Start DATASET RECORDS

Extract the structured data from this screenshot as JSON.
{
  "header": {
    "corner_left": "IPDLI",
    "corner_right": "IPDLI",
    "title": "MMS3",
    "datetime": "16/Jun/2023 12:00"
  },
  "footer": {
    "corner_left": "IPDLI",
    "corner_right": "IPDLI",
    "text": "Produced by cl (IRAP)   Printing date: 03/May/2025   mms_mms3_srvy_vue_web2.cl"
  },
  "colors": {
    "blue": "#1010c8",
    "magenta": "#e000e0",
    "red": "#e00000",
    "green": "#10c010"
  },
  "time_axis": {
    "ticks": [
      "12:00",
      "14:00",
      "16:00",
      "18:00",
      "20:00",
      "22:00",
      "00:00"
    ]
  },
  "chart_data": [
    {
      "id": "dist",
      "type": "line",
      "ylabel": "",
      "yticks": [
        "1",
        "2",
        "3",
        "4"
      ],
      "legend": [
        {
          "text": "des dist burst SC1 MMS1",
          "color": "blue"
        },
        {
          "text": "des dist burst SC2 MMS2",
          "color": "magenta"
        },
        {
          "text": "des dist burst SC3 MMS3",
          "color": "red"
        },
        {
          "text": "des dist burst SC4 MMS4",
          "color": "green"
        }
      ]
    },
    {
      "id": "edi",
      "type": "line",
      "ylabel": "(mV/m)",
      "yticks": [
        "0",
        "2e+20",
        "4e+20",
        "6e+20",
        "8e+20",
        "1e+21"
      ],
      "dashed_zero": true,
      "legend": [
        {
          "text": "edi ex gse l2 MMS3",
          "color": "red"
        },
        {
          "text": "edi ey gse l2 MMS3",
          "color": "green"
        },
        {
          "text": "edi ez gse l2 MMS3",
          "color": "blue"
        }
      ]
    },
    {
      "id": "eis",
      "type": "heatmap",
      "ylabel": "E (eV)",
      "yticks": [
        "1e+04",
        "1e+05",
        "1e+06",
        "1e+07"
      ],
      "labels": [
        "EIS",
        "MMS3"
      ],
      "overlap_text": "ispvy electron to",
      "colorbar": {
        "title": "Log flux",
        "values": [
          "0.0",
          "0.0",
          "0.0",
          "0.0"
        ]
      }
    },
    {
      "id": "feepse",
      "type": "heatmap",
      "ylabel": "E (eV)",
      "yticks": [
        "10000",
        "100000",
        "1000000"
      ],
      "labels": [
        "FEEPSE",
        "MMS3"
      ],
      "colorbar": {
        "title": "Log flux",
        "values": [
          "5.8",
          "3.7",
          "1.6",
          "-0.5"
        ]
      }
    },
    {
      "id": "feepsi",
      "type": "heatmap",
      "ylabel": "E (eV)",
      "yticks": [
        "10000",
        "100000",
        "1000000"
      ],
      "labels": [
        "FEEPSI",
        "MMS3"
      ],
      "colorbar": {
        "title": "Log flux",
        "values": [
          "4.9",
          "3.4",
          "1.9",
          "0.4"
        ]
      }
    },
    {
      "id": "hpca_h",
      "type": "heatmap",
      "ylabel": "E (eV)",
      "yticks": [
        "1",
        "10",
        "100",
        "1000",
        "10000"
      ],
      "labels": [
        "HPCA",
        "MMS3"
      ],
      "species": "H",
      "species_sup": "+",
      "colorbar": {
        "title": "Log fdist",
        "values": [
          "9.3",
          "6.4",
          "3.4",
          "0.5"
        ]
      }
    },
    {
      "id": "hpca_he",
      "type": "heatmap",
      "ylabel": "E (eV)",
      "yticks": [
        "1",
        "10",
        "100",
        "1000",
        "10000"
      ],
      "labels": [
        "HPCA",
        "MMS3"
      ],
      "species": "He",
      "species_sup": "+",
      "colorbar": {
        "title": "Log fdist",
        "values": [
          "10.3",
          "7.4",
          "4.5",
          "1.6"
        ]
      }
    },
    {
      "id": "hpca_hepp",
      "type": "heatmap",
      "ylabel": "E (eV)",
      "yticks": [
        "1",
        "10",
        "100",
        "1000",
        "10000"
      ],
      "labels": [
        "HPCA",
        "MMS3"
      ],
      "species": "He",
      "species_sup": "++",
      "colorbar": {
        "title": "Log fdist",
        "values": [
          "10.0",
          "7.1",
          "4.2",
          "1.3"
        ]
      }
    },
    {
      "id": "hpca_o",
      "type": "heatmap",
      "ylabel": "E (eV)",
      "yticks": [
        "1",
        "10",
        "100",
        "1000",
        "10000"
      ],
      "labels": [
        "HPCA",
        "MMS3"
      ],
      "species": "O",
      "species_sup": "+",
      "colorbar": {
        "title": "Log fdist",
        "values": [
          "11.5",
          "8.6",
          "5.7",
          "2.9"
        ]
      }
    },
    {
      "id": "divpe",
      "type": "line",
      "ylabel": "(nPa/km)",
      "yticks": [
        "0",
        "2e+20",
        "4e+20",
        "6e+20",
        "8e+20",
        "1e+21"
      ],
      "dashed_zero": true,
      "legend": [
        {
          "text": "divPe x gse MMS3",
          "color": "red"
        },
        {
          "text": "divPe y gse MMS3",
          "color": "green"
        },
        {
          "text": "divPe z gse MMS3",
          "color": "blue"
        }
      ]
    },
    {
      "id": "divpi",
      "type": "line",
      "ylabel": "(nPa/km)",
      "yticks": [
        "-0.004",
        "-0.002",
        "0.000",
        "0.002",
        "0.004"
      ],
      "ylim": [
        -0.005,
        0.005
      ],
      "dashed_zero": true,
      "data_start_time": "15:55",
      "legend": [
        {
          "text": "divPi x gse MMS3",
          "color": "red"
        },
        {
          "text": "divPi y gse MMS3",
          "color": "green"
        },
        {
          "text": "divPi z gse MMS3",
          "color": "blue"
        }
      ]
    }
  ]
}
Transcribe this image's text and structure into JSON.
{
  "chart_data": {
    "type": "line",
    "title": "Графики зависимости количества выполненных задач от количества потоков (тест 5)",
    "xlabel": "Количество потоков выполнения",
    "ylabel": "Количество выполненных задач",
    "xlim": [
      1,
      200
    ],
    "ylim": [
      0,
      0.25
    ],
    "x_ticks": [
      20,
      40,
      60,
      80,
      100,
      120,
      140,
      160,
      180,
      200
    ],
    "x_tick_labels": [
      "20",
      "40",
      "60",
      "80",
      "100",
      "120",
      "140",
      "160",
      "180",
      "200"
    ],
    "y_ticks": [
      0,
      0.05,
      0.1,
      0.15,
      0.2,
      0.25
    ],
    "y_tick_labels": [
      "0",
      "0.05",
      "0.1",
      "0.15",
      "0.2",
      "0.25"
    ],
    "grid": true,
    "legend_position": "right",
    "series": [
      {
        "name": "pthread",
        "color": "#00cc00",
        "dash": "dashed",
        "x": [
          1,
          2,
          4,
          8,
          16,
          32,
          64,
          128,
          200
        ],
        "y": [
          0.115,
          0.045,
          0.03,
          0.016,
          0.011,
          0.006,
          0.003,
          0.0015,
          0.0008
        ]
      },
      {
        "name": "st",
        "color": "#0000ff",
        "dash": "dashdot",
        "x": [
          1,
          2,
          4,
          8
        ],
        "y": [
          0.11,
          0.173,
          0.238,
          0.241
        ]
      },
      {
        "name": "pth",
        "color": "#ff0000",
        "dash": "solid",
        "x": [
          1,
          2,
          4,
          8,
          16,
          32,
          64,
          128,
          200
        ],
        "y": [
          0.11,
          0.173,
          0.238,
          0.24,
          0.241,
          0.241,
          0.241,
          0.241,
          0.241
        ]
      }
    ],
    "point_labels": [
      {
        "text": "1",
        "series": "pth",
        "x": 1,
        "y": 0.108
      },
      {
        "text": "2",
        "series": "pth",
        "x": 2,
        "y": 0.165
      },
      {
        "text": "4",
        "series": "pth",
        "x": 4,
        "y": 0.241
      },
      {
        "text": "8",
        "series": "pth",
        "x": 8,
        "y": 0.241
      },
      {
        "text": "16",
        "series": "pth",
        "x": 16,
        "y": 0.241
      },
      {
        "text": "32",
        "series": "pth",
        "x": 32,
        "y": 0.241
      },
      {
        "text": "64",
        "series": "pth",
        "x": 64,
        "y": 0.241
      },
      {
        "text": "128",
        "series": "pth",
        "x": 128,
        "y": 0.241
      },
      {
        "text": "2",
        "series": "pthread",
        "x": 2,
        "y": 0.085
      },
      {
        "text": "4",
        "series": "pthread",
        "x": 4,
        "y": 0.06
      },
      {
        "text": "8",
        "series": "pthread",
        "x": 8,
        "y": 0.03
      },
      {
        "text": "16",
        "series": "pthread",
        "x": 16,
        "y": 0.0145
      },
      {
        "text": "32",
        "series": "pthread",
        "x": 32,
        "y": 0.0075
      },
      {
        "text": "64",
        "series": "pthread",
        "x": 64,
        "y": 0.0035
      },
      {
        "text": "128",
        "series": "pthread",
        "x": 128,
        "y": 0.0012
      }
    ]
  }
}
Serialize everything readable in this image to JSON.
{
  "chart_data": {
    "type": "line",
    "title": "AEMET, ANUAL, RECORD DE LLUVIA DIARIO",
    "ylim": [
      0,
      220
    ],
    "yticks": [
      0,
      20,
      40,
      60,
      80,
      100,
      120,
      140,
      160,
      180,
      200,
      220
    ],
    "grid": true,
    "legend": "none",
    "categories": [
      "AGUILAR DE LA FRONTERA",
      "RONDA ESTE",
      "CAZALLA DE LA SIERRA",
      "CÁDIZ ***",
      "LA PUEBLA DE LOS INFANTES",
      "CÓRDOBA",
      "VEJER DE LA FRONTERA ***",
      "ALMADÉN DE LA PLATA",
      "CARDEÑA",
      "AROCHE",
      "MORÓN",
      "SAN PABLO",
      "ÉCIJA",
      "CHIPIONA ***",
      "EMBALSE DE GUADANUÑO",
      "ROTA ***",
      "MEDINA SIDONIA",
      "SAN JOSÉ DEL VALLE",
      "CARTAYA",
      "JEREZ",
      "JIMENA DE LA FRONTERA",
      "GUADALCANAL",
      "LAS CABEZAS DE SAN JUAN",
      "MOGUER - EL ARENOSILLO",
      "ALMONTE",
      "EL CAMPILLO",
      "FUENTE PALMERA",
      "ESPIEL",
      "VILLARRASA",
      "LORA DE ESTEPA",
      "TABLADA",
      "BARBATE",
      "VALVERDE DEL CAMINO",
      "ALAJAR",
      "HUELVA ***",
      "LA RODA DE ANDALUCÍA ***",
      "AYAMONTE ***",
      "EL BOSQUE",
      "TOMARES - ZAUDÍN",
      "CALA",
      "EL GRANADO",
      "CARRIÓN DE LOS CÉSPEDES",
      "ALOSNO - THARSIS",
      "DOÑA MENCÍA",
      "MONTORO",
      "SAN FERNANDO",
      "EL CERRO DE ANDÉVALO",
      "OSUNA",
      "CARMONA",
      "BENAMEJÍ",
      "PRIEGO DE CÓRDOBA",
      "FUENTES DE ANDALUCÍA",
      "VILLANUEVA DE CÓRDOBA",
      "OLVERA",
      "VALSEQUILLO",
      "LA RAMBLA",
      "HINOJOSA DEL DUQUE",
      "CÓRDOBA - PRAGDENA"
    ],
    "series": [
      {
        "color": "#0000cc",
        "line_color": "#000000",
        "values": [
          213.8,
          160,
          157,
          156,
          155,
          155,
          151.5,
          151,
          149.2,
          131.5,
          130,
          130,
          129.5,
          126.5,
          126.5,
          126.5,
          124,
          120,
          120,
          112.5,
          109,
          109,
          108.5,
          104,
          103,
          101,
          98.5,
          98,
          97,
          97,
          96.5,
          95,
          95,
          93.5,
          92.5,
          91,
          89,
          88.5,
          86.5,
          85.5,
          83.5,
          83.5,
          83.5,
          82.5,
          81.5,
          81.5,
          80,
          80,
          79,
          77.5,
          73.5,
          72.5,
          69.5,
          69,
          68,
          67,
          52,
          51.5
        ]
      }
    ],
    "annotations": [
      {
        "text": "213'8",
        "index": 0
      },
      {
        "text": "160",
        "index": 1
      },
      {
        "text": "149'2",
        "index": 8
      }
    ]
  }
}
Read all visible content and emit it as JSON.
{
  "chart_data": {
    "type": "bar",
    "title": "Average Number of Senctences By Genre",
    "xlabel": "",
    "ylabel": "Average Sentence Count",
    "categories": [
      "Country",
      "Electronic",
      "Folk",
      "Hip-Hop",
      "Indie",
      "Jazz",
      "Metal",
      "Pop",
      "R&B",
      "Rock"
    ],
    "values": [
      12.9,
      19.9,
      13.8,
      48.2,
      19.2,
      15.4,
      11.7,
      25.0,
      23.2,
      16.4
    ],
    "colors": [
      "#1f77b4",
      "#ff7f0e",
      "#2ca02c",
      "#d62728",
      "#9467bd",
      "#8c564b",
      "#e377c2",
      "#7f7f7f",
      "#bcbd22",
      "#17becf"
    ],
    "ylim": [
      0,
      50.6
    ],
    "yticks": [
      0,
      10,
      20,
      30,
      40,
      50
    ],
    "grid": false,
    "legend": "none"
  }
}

End DATASET RECORDS

▶ TASK: Search the data for "burst". Copy every line that has it.

▶ ANSWER TO THE EXERCISE:
          "text": "des dist burst SC1 MMS1",
          "text": "des dist burst SC2 MMS2",
          "text": "des dist burst SC3 MMS3",
          "text": "des dist burst SC4 MMS4",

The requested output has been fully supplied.